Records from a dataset
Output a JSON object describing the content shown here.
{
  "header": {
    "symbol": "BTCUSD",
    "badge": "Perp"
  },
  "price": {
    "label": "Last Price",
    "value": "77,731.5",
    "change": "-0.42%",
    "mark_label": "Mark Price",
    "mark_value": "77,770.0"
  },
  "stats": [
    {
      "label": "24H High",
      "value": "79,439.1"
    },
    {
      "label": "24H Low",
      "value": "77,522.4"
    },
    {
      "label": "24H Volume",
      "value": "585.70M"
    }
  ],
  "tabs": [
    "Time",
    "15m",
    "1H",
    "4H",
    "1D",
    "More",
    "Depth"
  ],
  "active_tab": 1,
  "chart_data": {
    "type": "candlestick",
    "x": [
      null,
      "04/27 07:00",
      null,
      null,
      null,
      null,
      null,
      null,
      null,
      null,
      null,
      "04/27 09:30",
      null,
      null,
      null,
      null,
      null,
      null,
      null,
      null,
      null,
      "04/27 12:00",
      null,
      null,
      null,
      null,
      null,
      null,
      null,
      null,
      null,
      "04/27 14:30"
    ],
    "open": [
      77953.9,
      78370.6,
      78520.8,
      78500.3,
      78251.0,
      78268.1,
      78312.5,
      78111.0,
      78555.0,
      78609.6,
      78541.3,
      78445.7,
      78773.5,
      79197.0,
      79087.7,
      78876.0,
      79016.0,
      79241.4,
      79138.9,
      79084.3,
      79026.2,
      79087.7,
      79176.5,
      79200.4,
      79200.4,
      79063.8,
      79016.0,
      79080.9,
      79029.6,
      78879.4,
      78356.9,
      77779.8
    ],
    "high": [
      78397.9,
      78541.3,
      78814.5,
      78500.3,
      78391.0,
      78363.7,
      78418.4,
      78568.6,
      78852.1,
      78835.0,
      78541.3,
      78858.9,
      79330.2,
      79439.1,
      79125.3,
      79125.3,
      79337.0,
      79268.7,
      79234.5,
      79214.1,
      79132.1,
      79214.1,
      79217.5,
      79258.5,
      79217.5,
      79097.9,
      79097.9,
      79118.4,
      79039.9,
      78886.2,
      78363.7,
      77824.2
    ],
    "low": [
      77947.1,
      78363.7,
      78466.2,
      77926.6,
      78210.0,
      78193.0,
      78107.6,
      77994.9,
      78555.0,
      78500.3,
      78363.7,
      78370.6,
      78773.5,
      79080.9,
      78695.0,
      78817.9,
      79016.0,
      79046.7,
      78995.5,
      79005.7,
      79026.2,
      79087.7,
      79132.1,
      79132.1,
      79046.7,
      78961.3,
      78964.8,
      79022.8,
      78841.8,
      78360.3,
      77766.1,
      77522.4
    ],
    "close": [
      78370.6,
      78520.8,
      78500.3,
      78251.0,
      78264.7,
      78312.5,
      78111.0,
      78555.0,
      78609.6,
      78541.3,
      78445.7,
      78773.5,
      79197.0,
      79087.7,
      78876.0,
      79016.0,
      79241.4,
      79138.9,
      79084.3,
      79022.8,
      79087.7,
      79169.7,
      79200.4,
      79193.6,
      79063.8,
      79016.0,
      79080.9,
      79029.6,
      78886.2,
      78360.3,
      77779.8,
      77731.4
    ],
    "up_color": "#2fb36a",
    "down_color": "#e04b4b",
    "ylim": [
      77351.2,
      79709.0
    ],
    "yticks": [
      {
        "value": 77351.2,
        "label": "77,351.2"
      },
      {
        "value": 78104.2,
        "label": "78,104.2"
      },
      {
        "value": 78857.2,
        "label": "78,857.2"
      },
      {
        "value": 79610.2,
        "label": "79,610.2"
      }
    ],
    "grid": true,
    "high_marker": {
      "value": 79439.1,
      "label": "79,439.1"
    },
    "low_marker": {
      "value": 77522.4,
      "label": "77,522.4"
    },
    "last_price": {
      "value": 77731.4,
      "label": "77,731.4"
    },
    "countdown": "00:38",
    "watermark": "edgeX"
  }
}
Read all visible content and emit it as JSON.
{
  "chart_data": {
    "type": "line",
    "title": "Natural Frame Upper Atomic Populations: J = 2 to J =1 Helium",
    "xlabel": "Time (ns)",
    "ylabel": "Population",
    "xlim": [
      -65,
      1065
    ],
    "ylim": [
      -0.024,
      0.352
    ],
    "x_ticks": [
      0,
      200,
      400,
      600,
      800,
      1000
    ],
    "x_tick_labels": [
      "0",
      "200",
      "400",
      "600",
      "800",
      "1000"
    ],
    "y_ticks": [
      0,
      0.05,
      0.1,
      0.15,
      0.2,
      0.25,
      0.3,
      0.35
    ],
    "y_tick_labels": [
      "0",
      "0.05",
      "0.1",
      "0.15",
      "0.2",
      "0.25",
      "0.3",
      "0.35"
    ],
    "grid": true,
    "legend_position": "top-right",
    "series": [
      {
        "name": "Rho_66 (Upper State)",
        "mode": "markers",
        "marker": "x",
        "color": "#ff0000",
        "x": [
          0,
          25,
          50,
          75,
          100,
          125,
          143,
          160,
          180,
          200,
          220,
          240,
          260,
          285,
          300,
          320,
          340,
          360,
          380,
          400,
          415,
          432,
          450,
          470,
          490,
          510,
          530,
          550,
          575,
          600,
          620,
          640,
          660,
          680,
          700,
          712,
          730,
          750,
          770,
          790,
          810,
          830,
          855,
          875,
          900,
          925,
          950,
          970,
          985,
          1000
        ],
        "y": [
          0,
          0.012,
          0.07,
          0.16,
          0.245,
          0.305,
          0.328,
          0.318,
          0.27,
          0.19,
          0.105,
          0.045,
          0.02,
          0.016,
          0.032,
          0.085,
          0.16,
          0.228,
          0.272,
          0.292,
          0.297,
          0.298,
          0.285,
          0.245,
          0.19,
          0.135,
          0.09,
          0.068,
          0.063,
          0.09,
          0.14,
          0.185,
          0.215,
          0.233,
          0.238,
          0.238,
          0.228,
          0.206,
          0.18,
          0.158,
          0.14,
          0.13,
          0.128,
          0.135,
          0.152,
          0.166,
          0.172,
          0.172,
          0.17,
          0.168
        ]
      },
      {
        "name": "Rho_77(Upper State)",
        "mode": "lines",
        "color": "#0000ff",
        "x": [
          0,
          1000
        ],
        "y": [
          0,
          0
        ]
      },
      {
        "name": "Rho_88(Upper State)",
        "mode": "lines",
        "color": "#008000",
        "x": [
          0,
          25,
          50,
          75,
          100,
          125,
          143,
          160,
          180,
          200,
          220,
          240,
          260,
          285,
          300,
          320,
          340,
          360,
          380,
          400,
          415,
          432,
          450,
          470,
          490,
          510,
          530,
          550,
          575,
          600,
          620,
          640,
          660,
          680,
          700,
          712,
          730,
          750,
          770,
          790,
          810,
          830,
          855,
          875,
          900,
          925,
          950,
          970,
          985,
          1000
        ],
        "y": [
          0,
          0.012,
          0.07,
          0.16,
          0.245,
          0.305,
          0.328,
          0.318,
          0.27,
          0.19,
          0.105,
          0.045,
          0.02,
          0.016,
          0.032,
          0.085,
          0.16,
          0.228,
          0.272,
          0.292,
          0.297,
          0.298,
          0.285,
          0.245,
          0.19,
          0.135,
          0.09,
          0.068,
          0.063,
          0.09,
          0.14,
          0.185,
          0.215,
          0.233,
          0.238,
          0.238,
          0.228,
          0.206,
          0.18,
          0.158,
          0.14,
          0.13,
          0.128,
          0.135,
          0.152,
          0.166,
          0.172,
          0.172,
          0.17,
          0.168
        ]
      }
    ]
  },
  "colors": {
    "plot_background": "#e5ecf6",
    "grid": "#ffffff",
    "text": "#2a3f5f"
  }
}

Goal:
Restate every line of the data word for word.

Exercise response:
Output a JSON object describing the content shown here.
{
  "header": {
    "symbol": "BTCUSD",
    "badge": "Perp"
  },
  "price": {
    "label": "Last Price",
    "value": "77,731.5",
    "change": "-0.42%",
    "mark_label": "Mark Price",
    "mark_value": "77,770.0"
  },
  "stats": [
    {
      "label": "24H High",
      "value": "79,439.1"
    },
    {
      "label": "24H Low",
      "value": "77,522.4"
    },
    {
      "label": "24H Volume",
      "value": "585.70M"
    }
  ],
  "tabs": [
    "Time",
    "15m",
    "1H",
    "4H",
    "1D",
    "More",
    "Depth"
  ],
  "active_tab": 1,
  "chart_data": {
    "type": "candlestick",
    "x": [
      null,
      "04/27 07:00",
      null,
      null,
      null,
      null,
      null,
      null,
      null,
      null,
      null,
      "04/27 09:30",
      null,
      null,
      null,
      null,
      null,
      null,
      null,
      null,
      null,
      "04/27 12:00",
      null,
      null,
      null,
      null,
      null,
      null,
      null,
      null,
      null,
      "04/27 14:30"
    ],
    "open": [
      77953.9,
      78370.6,
      78520.8,
      78500.3,
      78251.0,
      78268.1,
      78312.5,
      78111.0,
      78555.0,
      78609.6,
      78541.3,
      78445.7,
      78773.5,
      79197.0,
      79087.7,
      78876.0,
      79016.0,
      79241.4,
      79138.9,
      79084.3,
      79026.2,
      79087.7,
      79176.5,
      79200.4,
      79200.4,
      79063.8,
      79016.0,
      79080.9,
      79029.6,
      78879.4,
      78356.9,
      77779.8
    ],
    "high": [
      78397.9,
      78541.3,
      78814.5,
      78500.3,
      78391.0,
      78363.7,
      78418.4,
      78568.6,
      78852.1,
      78835.0,
      78541.3,
      78858.9,
      79330.2,
      79439.1,
      79125.3,
      79125.3,
      79337.0,
      79268.7,
      79234.5,
      79214.1,
      79132.1,
      79214.1,
      79217.5,
      79258.5,
      79217.5,
      79097.9,
      79097.9,
      79118.4,
      79039.9,
      78886.2,
      78363.7,
      77824.2
    ],
    "low": [
      77947.1,
      78363.7,
      78466.2,
      77926.6,
      78210.0,
      78193.0,
      78107.6,
      77994.9,
      78555.0,
      78500.3,
      78363.7,
      78370.6,
      78773.5,
      79080.9,
      78695.0,
      78817.9,
      79016.0,
      79046.7,
      78995.5,
      79005.7,
      79026.2,
      79087.7,
      79132.1,
      79132.1,
      79046.7,
      78961.3,
      78964.8,
      79022.8,
      78841.8,
      78360.3,
      77766.1,
      77522.4
    ],
    "close": [
      78370.6,
      78520.8,
      78500.3,
      78251.0,
      78264.7,
      78312.5,
      78111.0,
      78555.0,
      78609.6,
      78541.3,
      78445.7,
      78773.5,
      79197.0,
      79087.7,
      78876.0,
      79016.0,
      79241.4,
      79138.9,
      79084.3,
      79022.8,
      79087.7,
      79169.7,
      79200.4,
      79193.6,
      79063.8,
      79016.0,
      79080.9,
      79029.6,
      78886.2,
      78360.3,
      77779.8,
      77731.4
    ],
    "up_color": "#2fb36a",
    "down_color": "#e04b4b",
    "ylim": [
      77351.2,
      79709.0
    ],
    "yticks": [
      {
        "value": 77351.2,
        "label": "77,351.2"
      },
      {
        "value": 78104.2,
        "label": "78,104.2"
      },
      {
        "value": 78857.2,
        "label": "78,857.2"
      },
      {
        "value": 79610.2,
        "label": "79,610.2"
      }
    ],
    "grid": true,
    "high_marker": {
      "value": 79439.1,
      "label": "79,439.1"
    },
    "low_marker": {
      "value": 77522.4,
      "label": "77,522.4"
    },
    "last_price": {
      "value": 77731.4,
      "label": "77,731.4"
    },
    "countdown": "00:38",
    "watermark": "edgeX"
  }
}
Read all visible content and emit it as JSON.
{
  "chart_data": {
    "type": "line",
    "title": "Natural Frame Upper Atomic Populations: J = 2 to J =1 Helium",
    "xlabel": "Time (ns)",
    "ylabel": "Population",
    "xlim": [
      -65,
      1065
    ],
    "ylim": [
      -0.024,
      0.352
    ],
    "x_ticks": [
      0,
      200,
      400,
      600,
      800,
      1000
    ],
    "x_tick_labels": [
      "0",
      "200",
      "400",
      "600",
      "800",
      "1000"
    ],
    "y_ticks": [
      0,
      0.05,
      0.1,
      0.15,
      0.2,
      0.25,
      0.3,
      0.35
    ],
    "y_tick_labels": [
      "0",
      "0.05",
      "0.1",
      "0.15",
      "0.2",
      "0.25",
      "0.3",
      "0.35"
    ],
    "grid": true,
    "legend_position": "top-right",
    "series": [
      {
        "name": "Rho_66 (Upper State)",
        "mode": "markers",
        "marker": "x",
        "color": "#ff0000",
        "x": [
          0,
          25,
          50,
          75,
          100,
          125,
          143,
          160,
          180,
          200,
          220,
          240,
          260,
          285,
          300,
          320,
          340,
          360,
          380,
          400,
          415,
          432,
          450,
          470,
          490,
          510,
          530,
          550,
          575,
          600,
          620,
          640,
          660,
          680,
          700,
          712,
          730,
          750,
          770,
          790,
          810,
          830,
          855,
          875,
          900,
          925,
          950,
          970,
          985,
          1000
        ],
        "y": [
          0,
          0.012,
          0.07,
          0.16,
          0.245,
          0.305,
          0.328,
          0.318,
          0.27,
          0.19,
          0.105,
          0.045,
          0.02,
          0.016,
          0.032,
          0.085,
          0.16,
          0.228,
          0.272,
          0.292,
          0.297,
          0.298,
          0.285,
          0.245,
          0.19,
          0.135,
          0.09,
          0.068,
          0.063,
          0.09,
          0.14,
          0.185,
          0.215,
          0.233,
          0.238,
          0.238,
          0.228,
          0.206,
          0.18,
          0.158,
          0.14,
          0.13,
          0.128,
          0.135,
          0.152,
          0.166,
          0.172,
          0.172,
          0.17,
          0.168
        ]
      },
      {
        "name": "Rho_77(Upper State)",
        "mode": "lines",
        "color": "#0000ff",
        "x": [
          0,
          1000
        ],
        "y": [
          0,
          0
        ]
      },
      {
        "name": "Rho_88(Upper State)",
        "mode": "lines",
        "color": "#008000",
        "x": [
          0,
          25,
          50,
          75,
          100,
          125,
          143,
          160,
          180,
          200,
          220,
          240,
          260,
          285,
          300,
          320,
          340,
          360,
          380,
          400,
          415,
          432,
          450,
          470,
          490,
          510,
          530,
          550,
          575,
          600,
          620,
          640,
          660,
          680,
          700,
          712,
          730,
          750,
          770,
          790,
          810,
          830,
          855,
          875,
          900,
          925,
          950,
          970,
          985,
          1000
        ],
        "y": [
          0,
          0.012,
          0.07,
          0.16,
          0.245,
          0.305,
          0.328,
          0.318,
          0.27,
          0.19,
          0.105,
          0.045,
          0.02,
          0.016,
          0.032,
          0.085,
          0.16,
          0.228,
          0.272,
          0.292,
          0.297,
          0.298,
          0.285,
          0.245,
          0.19,
          0.135,
          0.09,
          0.068,
          0.063,
          0.09,
          0.14,
          0.185,
          0.215,
          0.233,
          0.238,
          0.238,
          0.228,
          0.206,
          0.18,
          0.158,
          0.14,
          0.13,
          0.128,
          0.135,
          0.152,
          0.166,
          0.172,
          0.172,
          0.17,
          0.168
        ]
      }
    ]
  },
  "colors": {
    "plot_background": "#e5ecf6",
    "grid": "#ffffff",
    "text": "#2a3f5f"
  }
}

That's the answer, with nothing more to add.